= Records provided =
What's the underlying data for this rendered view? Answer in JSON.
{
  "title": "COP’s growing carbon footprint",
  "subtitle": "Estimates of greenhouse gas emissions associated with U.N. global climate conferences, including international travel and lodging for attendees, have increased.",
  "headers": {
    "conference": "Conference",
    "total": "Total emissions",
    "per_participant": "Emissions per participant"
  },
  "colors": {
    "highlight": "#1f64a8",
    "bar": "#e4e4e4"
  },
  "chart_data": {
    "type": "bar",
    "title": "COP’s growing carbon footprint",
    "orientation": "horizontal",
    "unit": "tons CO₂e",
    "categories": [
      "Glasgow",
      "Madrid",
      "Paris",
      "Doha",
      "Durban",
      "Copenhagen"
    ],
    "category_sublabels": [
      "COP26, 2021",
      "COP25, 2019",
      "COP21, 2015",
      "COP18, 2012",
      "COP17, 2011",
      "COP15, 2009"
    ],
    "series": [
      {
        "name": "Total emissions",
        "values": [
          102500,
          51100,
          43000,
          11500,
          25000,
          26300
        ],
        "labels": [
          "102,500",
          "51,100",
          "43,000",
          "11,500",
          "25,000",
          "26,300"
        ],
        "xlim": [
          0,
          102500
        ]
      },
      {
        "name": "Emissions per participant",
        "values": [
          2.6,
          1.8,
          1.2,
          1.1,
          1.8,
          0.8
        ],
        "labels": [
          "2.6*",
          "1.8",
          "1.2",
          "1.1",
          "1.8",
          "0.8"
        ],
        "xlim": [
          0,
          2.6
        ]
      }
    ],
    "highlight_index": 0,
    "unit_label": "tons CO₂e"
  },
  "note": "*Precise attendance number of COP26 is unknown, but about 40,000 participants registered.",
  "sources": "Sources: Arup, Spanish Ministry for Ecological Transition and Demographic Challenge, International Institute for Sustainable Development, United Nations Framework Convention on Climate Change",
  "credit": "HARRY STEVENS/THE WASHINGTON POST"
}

= Aim =
Which lines contain the word "footprint"? Return each of them.

= Expected output =
  "title": "COP’s growing carbon footprint",
    "title": "COP’s growing carbon footprint",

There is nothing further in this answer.